* [STATED TASK] Exact reproduction is required for all entries.

-*-*-

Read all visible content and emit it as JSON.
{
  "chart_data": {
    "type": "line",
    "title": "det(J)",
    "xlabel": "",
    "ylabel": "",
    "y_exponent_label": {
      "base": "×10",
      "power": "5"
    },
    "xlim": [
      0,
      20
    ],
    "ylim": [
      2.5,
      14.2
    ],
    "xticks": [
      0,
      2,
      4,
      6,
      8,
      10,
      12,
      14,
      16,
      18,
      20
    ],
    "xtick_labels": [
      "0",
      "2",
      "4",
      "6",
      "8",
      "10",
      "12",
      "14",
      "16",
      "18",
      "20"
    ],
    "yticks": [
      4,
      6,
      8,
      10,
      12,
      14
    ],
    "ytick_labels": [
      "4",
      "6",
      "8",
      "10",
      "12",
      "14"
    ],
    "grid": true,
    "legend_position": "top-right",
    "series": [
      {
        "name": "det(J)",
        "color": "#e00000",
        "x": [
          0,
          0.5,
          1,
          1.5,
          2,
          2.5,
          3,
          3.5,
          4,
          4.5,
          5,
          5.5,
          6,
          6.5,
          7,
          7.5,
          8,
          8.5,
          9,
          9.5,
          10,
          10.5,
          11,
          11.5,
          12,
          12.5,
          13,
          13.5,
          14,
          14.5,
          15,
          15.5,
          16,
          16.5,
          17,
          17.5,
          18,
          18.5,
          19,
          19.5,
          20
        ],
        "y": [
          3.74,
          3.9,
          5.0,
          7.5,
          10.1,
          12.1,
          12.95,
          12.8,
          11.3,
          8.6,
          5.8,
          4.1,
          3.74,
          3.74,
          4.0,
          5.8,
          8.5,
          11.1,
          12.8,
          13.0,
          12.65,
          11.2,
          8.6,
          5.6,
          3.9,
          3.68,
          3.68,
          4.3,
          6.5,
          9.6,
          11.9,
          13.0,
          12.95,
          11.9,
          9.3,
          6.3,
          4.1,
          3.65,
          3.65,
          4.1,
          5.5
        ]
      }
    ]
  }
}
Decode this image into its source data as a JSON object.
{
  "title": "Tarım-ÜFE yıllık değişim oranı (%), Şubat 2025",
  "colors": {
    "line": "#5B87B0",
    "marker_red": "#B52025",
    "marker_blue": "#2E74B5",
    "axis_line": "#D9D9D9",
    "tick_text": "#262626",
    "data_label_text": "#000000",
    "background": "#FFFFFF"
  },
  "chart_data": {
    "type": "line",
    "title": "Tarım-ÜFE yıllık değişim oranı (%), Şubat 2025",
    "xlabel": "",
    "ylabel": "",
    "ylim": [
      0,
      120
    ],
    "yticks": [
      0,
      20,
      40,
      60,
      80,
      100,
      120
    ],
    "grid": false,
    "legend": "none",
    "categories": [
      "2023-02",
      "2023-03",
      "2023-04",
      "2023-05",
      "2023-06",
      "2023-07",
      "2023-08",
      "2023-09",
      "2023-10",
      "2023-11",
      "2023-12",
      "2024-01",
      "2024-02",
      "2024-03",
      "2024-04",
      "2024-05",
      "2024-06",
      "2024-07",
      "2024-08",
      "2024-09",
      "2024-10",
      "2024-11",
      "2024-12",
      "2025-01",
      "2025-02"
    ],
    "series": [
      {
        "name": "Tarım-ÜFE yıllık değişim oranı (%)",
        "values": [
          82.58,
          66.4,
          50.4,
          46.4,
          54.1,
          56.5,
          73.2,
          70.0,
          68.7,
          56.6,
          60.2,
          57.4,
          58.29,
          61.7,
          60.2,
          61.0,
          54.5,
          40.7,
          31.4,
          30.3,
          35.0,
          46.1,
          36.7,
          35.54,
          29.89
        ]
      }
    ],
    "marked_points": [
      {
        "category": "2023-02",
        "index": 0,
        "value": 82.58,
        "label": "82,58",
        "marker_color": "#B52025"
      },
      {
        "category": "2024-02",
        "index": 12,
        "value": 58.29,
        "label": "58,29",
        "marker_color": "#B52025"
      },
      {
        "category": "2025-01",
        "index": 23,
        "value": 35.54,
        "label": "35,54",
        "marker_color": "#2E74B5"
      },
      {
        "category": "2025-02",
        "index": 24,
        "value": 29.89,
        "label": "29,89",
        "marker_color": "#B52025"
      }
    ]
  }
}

-*-*-

* [SOLVED PROBLEM]
Read all visible content and emit it as JSON.
{
  "chart_data": {
    "type": "line",
    "title": "det(J)",
    "xlabel": "",
    "ylabel": "",
    "y_exponent_label": {
      "base": "×10",
      "power": "5"
    },
    "xlim": [
      0,
      20
    ],
    "ylim": [
      2.5,
      14.2
    ],
    "xticks": [
      0,
      2,
      4,
      6,
      8,
      10,
      12,
      14,
      16,
      18,
      20
    ],
    "xtick_labels": [
      "0",
      "2",
      "4",
      "6",
      "8",
      "10",
      "12",
      "14",
      "16",
      "18",
      "20"
    ],
    "yticks": [
      4,
      6,
      8,
      10,
      12,
      14
    ],
    "ytick_labels": [
      "4",
      "6",
      "8",
      "10",
      "12",
      "14"
    ],
    "grid": true,
    "legend_position": "top-right",
    "series": [
      {
        "name": "det(J)",
        "color": "#e00000",
        "x": [
          0,
          0.5,
          1,
          1.5,
          2,
          2.5,
          3,
          3.5,
          4,
          4.5,
          5,
          5.5,
          6,
          6.5,
          7,
          7.5,
          8,
          8.5,
          9,
          9.5,
          10,
          10.5,
          11,
          11.5,
          12,
          12.5,
          13,
          13.5,
          14,
          14.5,
          15,
          15.5,
          16,
          16.5,
          17,
          17.5,
          18,
          18.5,
          19,
          19.5,
          20
        ],
        "y": [
          3.74,
          3.9,
          5.0,
          7.5,
          10.1,
          12.1,
          12.95,
          12.8,
          11.3,
          8.6,
          5.8,
          4.1,
          3.74,
          3.74,
          4.0,
          5.8,
          8.5,
          11.1,
          12.8,
          13.0,
          12.65,
          11.2,
          8.6,
          5.6,
          3.9,
          3.68,
          3.68,
          4.3,
          6.5,
          9.6,
          11.9,
          13.0,
          12.95,
          11.9,
          9.3,
          6.3,
          4.1,
          3.65,
          3.65,
          4.1,
          5.5
        ]
      }
    ]
  }
}
Decode this image into its source data as a JSON object.
{
  "title": "Tarım-ÜFE yıllık değişim oranı (%), Şubat 2025",
  "colors": {
    "line": "#5B87B0",
    "marker_red": "#B52025",
    "marker_blue": "#2E74B5",
    "axis_line": "#D9D9D9",
    "tick_text": "#262626",
    "data_label_text": "#000000",
    "background": "#FFFFFF"
  },
  "chart_data": {
    "type": "line",
    "title": "Tarım-ÜFE yıllık değişim oranı (%), Şubat 2025",
    "xlabel": "",
    "ylabel": "",
    "ylim": [
      0,
      120
    ],
    "yticks": [
      0,
      20,
      40,
      60,
      80,
      100,
      120
    ],
    "grid": false,
    "legend": "none",
    "categories": [
      "2023-02",
      "2023-03",
      "2023-04",
      "2023-05",
      "2023-06",
      "2023-07",
      "2023-08",
      "2023-09",
      "2023-10",
      "2023-11",
      "2023-12",
      "2024-01",
      "2024-02",
      "2024-03",
      "2024-04",
      "2024-05",
      "2024-06",
      "2024-07",
      "2024-08",
      "2024-09",
      "2024-10",
      "2024-11",
      "2024-12",
      "2025-01",
      "2025-02"
    ],
    "series": [
      {
        "name": "Tarım-ÜFE yıllık değişim oranı (%)",
        "values": [
          82.58,
          66.4,
          50.4,
          46.4,
          54.1,
          56.5,
          73.2,
          70.0,
          68.7,
          56.6,
          60.2,
          57.4,
          58.29,
          61.7,
          60.2,
          61.0,
          54.5,
          40.7,
          31.4,
          30.3,
          35.0,
          46.1,
          36.7,
          35.54,
          29.89
        ]
      }
    ],
    "marked_points": [
      {
        "category": "2023-02",
        "index": 0,
        "value": 82.58,
        "label": "82,58",
        "marker_color": "#B52025"
      },
      {
        "category": "2024-02",
        "index": 12,
        "value": 58.29,
        "label": "58,29",
        "marker_color": "#B52025"
      },
      {
        "category": "2025-01",
        "index": 23,
        "value": 35.54,
        "label": "35,54",
        "marker_color": "#2E74B5"
      },
      {
        "category": "2025-02",
        "index": 24,
        "value": 29.89,
        "label": "29,89",
        "marker_color": "#B52025"
      }
    ]
  }
}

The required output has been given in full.